Retype the material in full, keeping every word the same.
Start DATA EXCERPTS
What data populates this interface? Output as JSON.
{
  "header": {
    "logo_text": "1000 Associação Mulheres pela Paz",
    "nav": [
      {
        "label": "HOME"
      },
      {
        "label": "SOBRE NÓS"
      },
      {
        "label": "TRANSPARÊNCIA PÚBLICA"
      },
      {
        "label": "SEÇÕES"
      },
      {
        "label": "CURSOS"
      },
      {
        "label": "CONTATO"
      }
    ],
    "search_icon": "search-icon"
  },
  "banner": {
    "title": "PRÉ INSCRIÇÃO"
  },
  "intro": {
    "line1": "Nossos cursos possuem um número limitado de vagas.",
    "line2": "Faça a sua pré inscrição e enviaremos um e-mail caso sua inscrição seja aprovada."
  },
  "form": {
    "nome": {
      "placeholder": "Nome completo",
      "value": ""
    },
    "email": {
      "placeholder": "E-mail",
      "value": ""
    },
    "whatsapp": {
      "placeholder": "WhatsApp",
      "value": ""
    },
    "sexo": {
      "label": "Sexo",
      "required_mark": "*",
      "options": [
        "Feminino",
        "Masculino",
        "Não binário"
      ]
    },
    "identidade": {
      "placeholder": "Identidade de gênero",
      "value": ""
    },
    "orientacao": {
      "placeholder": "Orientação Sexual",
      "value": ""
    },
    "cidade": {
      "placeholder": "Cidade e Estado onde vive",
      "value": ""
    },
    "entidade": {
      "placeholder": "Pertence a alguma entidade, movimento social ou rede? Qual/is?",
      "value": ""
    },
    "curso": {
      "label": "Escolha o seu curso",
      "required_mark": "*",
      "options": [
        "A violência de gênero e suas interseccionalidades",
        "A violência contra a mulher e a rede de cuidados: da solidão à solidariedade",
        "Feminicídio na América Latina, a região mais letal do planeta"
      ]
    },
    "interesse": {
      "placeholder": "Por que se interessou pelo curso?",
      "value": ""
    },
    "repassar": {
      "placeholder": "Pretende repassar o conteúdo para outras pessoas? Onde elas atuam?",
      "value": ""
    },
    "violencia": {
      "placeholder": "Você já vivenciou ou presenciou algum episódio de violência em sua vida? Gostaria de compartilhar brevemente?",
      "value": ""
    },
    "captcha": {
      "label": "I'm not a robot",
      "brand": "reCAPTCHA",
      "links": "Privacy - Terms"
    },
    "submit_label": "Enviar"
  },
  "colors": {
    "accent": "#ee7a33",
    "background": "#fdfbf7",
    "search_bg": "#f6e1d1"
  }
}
End DATA EXCERPTS
▶ _REPLY TO THE EXERCISE_:
What data populates this interface? Output as JSON.
{
  "header": {
    "logo_text": "1000 Associação Mulheres pela Paz",
    "nav": [
      {
        "label": "HOME"
      },
      {
        "label": "SOBRE NÓS"
      },
      {
        "label": "TRANSPARÊNCIA PÚBLICA"
      },
      {
        "label": "SEÇÕES"
      },
      {
        "label": "CURSOS"
      },
      {
        "label": "CONTATO"
      }
    ],
    "search_icon": "search-icon"
  },
  "banner": {
    "title": "PRÉ INSCRIÇÃO"
  },
  "intro": {
    "line1": "Nossos cursos possuem um número limitado de vagas.",
    "line2": "Faça a sua pré inscrição e enviaremos um e-mail caso sua inscrição seja aprovada."
  },
  "form": {
    "nome": {
      "placeholder": "Nome completo",
      "value": ""
    },
    "email": {
      "placeholder": "E-mail",
      "value": ""
    },
    "whatsapp": {
      "placeholder": "WhatsApp",
      "value": ""
    },
    "sexo": {
      "label": "Sexo",
      "required_mark": "*",
      "options": [
        "Feminino",
        "Masculino",
        "Não binário"
      ]
    },
    "identidade": {
      "placeholder": "Identidade de gênero",
      "value": ""
    },
    "orientacao": {
      "placeholder": "Orientação Sexual",
      "value": ""
    },
    "cidade": {
      "placeholder": "Cidade e Estado onde vive",
      "value": ""
    },
    "entidade": {
      "placeholder": "Pertence a alguma entidade, movimento social ou rede? Qual/is?",
      "value": ""
    },
    "curso": {
      "label": "Escolha o seu curso",
      "required_mark": "*",
      "options": [
        "A violência de gênero e suas interseccionalidades",
        "A violência contra a mulher e a rede de cuidados: da solidão à solidariedade",
        "Feminicídio na América Latina, a região mais letal do planeta"
      ]
    },
    "interesse": {
      "placeholder": "Por que se interessou pelo curso?",
      "value": ""
    },
    "repassar": {
      "placeholder": "Pretende repassar o conteúdo para outras pessoas? Onde elas atuam?",
      "value": ""
    },
    "violencia": {
      "placeholder": "Você já vivenciou ou presenciou algum episódio de violência em sua vida? Gostaria de compartilhar brevemente?",
      "value": ""
    },
    "captcha": {
      "label": "I'm not a robot",
      "brand": "reCAPTCHA",
      "links": "Privacy - Terms"
    },
    "submit_label": "Enviar"
  },
  "colors": {
    "accent": "#ee7a33",
    "background": "#fdfbf7",
    "search_bg": "#f6e1d1"
  }
}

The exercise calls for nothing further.